Aim of the task:
Using the data below, copy each line that includes the word "name".

═══ Input for this task

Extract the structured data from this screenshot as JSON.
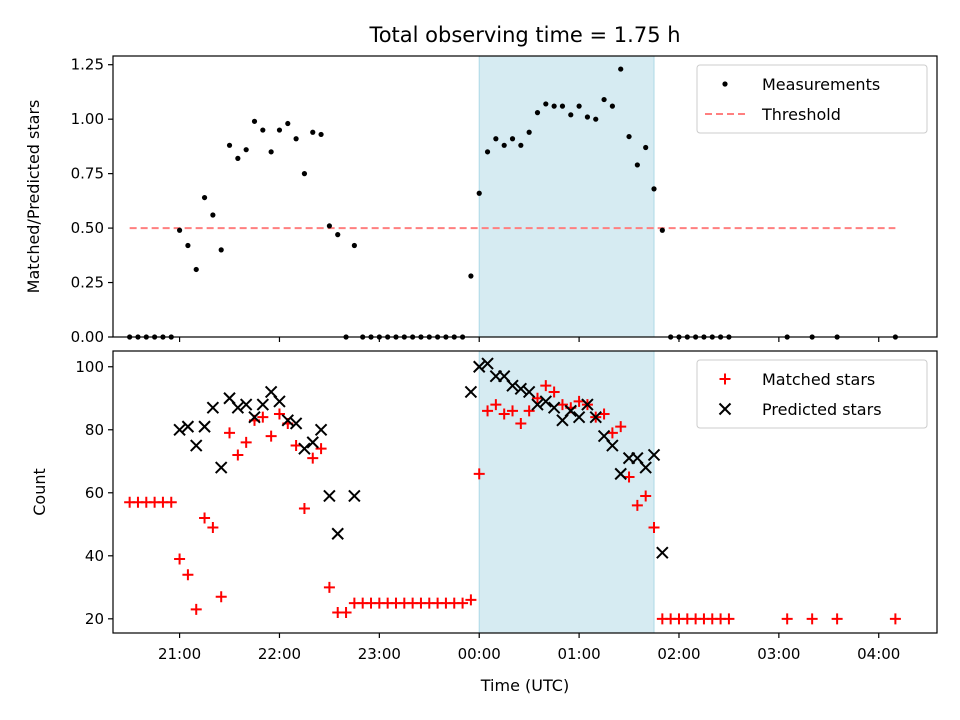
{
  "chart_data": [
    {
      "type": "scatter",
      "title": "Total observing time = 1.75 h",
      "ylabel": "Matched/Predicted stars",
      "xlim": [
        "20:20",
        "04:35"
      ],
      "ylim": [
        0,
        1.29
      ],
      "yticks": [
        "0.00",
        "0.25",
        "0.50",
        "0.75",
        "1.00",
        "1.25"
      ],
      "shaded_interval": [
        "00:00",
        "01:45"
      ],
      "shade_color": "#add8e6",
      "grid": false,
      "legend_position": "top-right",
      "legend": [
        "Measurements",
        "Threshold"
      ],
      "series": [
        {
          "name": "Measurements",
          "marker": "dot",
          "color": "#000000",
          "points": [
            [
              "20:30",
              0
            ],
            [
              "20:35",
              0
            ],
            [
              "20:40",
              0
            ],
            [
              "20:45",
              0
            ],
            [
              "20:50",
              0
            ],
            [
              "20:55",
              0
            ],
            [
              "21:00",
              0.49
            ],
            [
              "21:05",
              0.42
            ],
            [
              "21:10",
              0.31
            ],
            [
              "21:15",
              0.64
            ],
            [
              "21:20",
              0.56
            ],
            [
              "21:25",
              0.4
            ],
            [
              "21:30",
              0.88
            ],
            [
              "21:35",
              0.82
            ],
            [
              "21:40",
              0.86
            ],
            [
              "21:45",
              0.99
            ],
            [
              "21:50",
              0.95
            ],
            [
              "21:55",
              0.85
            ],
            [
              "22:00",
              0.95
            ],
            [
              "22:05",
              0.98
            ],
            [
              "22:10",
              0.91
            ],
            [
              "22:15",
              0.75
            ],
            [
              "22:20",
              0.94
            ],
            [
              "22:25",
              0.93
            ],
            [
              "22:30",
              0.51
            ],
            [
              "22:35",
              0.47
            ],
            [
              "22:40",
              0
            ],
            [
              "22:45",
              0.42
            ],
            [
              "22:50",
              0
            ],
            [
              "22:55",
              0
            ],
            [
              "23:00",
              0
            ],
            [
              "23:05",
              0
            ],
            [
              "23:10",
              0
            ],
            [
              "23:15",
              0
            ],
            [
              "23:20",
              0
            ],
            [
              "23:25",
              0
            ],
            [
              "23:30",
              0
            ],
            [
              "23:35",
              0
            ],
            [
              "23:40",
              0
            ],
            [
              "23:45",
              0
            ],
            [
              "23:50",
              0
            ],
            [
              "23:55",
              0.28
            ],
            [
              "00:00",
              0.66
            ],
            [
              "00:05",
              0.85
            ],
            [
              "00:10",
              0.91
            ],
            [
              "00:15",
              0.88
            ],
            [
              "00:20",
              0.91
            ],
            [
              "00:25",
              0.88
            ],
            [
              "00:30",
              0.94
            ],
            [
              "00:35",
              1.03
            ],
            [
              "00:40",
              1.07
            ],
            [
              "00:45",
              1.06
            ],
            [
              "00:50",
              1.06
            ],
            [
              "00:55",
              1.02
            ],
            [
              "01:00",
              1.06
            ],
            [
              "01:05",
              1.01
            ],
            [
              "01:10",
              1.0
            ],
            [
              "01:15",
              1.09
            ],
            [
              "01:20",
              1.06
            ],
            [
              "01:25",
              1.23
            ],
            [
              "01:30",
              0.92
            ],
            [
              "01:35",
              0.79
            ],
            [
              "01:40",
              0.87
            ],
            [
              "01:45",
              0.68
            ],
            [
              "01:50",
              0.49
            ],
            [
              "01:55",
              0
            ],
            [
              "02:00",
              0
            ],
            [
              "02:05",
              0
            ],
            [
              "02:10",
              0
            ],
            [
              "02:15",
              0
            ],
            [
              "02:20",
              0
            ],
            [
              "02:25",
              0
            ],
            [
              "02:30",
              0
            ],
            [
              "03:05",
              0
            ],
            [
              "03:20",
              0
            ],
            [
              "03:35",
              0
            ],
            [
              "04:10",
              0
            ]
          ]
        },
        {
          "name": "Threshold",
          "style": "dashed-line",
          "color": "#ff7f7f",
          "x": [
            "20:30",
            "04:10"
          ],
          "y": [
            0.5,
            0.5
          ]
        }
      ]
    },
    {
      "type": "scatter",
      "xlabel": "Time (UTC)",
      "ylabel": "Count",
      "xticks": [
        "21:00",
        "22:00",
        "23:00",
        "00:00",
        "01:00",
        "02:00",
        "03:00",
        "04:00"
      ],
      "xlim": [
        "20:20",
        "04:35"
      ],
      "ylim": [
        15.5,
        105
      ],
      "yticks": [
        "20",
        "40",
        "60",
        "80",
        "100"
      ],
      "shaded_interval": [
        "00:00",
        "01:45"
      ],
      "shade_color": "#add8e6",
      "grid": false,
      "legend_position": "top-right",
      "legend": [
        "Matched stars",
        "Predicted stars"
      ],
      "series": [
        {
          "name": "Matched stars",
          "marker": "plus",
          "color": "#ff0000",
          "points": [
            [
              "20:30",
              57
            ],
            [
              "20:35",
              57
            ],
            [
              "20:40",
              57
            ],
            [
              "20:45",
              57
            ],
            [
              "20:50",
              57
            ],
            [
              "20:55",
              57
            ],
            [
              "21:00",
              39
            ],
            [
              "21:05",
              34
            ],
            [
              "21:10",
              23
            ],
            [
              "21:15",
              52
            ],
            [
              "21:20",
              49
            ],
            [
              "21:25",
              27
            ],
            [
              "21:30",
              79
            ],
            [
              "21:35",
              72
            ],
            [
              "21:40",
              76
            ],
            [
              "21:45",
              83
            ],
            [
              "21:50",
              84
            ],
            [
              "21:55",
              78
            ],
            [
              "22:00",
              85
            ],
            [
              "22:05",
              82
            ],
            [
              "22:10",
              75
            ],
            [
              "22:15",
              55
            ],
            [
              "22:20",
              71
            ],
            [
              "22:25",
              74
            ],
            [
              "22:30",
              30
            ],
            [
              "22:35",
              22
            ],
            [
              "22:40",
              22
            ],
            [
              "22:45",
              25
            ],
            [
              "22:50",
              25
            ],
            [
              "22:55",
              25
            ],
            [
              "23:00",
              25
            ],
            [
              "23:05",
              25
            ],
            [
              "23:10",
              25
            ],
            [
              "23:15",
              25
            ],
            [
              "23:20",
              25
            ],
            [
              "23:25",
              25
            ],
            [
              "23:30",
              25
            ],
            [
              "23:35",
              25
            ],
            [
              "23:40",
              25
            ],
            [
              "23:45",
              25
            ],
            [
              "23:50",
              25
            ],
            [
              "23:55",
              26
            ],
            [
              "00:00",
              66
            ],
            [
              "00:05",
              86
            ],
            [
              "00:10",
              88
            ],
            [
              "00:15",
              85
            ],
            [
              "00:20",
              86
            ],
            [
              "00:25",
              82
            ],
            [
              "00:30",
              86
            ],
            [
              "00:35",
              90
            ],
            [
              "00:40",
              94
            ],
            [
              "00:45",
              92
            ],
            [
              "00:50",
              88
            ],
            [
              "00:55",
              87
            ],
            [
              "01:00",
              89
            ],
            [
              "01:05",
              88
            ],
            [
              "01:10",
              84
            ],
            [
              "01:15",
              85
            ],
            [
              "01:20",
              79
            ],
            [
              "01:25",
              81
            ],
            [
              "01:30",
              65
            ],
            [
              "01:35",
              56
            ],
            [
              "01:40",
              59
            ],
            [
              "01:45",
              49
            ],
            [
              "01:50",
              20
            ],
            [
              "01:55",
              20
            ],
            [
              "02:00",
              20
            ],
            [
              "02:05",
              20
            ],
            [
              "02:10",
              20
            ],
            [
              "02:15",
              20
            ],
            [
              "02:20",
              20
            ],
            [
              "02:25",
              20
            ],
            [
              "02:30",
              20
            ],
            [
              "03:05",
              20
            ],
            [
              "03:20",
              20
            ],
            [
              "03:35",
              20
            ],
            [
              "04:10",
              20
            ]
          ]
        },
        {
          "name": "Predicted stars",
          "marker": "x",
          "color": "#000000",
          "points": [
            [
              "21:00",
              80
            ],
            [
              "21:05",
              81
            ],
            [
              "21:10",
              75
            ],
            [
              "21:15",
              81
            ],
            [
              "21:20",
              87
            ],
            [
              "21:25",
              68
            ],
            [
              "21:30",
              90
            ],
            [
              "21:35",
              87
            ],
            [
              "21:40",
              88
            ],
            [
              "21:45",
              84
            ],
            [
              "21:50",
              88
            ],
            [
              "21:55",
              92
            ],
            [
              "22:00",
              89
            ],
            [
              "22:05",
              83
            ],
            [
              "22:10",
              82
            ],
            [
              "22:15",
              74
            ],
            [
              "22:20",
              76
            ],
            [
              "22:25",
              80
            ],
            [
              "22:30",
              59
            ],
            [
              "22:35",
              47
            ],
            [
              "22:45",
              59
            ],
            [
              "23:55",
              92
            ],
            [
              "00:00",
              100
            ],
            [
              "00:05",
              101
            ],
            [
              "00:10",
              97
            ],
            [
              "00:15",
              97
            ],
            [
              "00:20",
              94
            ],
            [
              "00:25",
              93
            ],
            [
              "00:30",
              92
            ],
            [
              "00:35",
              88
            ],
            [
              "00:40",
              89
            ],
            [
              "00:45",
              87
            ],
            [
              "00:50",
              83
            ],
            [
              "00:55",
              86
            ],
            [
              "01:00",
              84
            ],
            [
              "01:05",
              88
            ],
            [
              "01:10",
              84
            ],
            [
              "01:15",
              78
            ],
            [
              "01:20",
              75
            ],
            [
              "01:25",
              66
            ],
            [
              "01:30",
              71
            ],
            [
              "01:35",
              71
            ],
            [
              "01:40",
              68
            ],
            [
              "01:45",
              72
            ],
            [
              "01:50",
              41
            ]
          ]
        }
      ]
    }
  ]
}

══════

Full response:
          "name": "Measurements",
          "name": "Threshold",
          "name": "Matched stars",
          "name": "Predicted stars",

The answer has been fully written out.